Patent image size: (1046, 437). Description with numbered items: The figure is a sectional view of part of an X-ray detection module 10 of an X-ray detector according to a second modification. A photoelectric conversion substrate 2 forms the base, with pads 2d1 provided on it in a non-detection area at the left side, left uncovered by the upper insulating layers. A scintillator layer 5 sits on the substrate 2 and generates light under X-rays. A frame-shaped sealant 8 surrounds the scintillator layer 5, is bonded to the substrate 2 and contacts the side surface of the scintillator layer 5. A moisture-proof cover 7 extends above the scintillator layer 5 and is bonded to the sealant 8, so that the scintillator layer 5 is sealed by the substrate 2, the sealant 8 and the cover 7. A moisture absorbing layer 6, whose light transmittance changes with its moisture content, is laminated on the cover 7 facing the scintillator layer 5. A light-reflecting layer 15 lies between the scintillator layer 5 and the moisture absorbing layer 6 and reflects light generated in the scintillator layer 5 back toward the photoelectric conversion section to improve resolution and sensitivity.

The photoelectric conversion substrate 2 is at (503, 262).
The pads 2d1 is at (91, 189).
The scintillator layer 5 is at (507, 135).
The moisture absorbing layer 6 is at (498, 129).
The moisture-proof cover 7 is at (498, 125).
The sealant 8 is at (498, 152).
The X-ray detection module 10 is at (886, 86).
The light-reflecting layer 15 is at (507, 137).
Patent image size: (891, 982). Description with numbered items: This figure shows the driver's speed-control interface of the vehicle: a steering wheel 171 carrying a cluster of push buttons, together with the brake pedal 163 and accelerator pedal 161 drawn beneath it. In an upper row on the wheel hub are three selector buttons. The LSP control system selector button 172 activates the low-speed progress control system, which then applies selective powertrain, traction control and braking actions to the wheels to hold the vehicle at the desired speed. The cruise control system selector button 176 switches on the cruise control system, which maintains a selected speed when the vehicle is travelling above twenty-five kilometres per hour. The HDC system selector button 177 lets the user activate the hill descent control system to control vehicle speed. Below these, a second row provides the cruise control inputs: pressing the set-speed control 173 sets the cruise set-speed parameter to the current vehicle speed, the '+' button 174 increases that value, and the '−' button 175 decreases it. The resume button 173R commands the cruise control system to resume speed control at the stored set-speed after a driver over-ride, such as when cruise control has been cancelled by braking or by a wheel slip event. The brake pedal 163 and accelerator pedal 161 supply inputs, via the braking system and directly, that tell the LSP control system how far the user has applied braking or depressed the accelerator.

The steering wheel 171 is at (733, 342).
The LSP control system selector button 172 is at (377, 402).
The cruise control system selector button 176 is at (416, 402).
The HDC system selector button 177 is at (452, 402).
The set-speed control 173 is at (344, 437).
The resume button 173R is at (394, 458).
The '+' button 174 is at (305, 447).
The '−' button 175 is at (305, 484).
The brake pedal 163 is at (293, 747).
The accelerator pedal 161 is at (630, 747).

> Exercise brief
Can you write out verbatim everything from the line containing "Patent image size: (891, 982)." down to the end of the records, including both of those ends?

> Written solution
Patent image size: (891, 982). Description with numbered items: This figure shows the driver's speed-control interface of the vehicle: a steering wheel 171 carrying a cluster of push buttons, together with the brake pedal 163 and accelerator pedal 161 drawn beneath it. In an upper row on the wheel hub are three selector buttons. The LSP control system selector button 172 activates the low-speed progress control system, which then applies selective powertrain, traction control and braking actions to the wheels to hold the vehicle at the desired speed. The cruise control system selector button 176 switches on the cruise control system, which maintains a selected speed when the vehicle is travelling above twenty-five kilometres per hour. The HDC system selector button 177 lets the user activate the hill descent control system to control vehicle speed. Below these, a second row provides the cruise control inputs: pressing the set-speed control 173 sets the cruise set-speed parameter to the current vehicle speed, the '+' button 174 increases that value, and the '−' button 175 decreases it. The resume button 173R commands the cruise control system to resume speed control at the stored set-speed after a driver over-ride, such as when cruise control has been cancelled by braking or by a wheel slip event. The brake pedal 163 and accelerator pedal 161 supply inputs, via the braking system and directly, that tell the LSP control system how far the user has applied braking or depressed the accelerator.

The steering wheel 171 is at (733, 342).
The LSP control system selector button 172 is at (377, 402).
The cruise control system selector button 176 is at (416, 402).
The HDC system selector button 177 is at (452, 402).
The set-speed control 173 is at (344, 437).
The resume button 173R is at (394, 458).
The '+' button 174 is at (305, 447).
The '−' button 175 is at (305, 484).
The brake pedal 163 is at (293, 747).
The accelerator pedal 161 is at (630, 747).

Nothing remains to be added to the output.